--- BEGIN DATA LINES ---

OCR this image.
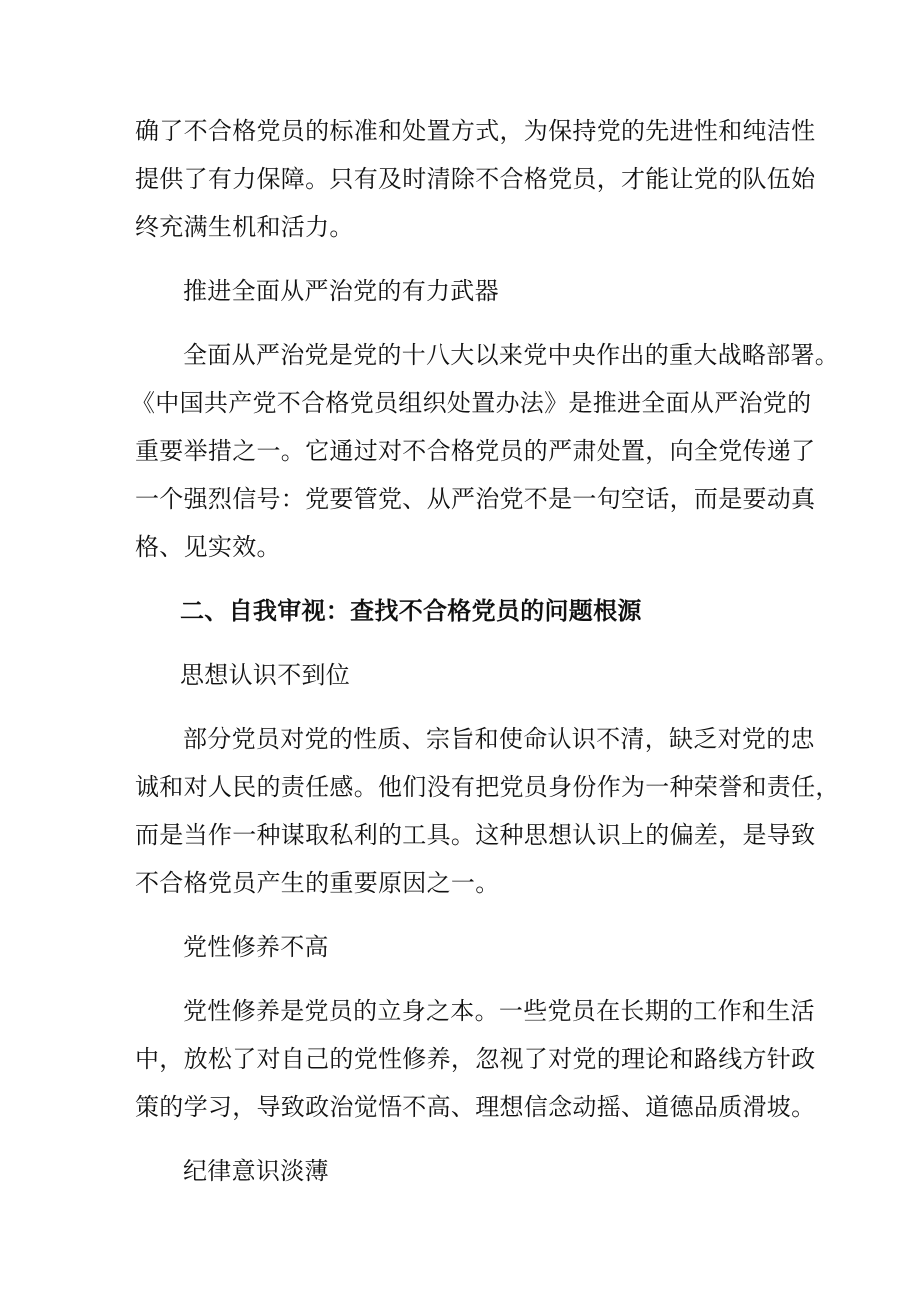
确了不合格党员的标准和处置方式，为保持党的先进性和纯洁性
提供了有力保障。只有及时清除不合格党员，才能让党的队伍始
终充满生机和活力。
推进全面从严治党的有力武器
全面从严治党是党的十八大以来党中央作出的重大战略部署。
《中国共产党不合格党员组织处置办法》是推进全面从严治党的
重要举措之一。它通过对不合格党员的严肃处置，向全党传递了
一个强烈信号：党要管党、从严治党不是一句空话，而是要动真
格、见实效。
二、自我审视：查找不合格党员的问题根源
思想认识不到位
部分党员对党的性质、宗旨和使命认识不清，缺乏对党的忠
诚和对人民的责任感。他们没有把党员身份作为一种荣誉和责任，
而是当作一种谋取私利的工具。这种思想认识上的偏差，是导致
不合格党员产生的重要原因之一。
党性修养不高
党性修养是党员的立身之本。一些党员在长期的工作和生活
中，放松了对自己的党性修养，忽视了对党的理论和路线方针政
策的学习，导致政治觉悟不高、理想信念动摇、道德品质滑坡。
纪律意识淡薄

--- END DATA LINES ---

Leave out the pictures and reproduce the rest of the listing exactly.

OCR this image.
确了不合格党员的标准和处置方式，为保持党的先进性和纯洁性
提供了有力保障。只有及时清除不合格党员，才能让党的队伍始
终充满生机和活力。
推进全面从严治党的有力武器
全面从严治党是党的十八大以来党中央作出的重大战略部署。
《中国共产党不合格党员组织处置办法》是推进全面从严治党的
重要举措之一。它通过对不合格党员的严肃处置，向全党传递了
一个强烈信号：党要管党、从严治党不是一句空话，而是要动真
格、见实效。
二、自我审视：查找不合格党员的问题根源
思想认识不到位
部分党员对党的性质、宗旨和使命认识不清，缺乏对党的忠
诚和对人民的责任感。他们没有把党员身份作为一种荣誉和责任，
而是当作一种谋取私利的工具。这种思想认识上的偏差，是导致
不合格党员产生的重要原因之一。
党性修养不高
党性修养是党员的立身之本。一些党员在长期的工作和生活
中，放松了对自己的党性修养，忽视了对党的理论和路线方针政
策的学习，导致政治觉悟不高、理想信念动摇、道德品质滑坡。
纪律意识淡薄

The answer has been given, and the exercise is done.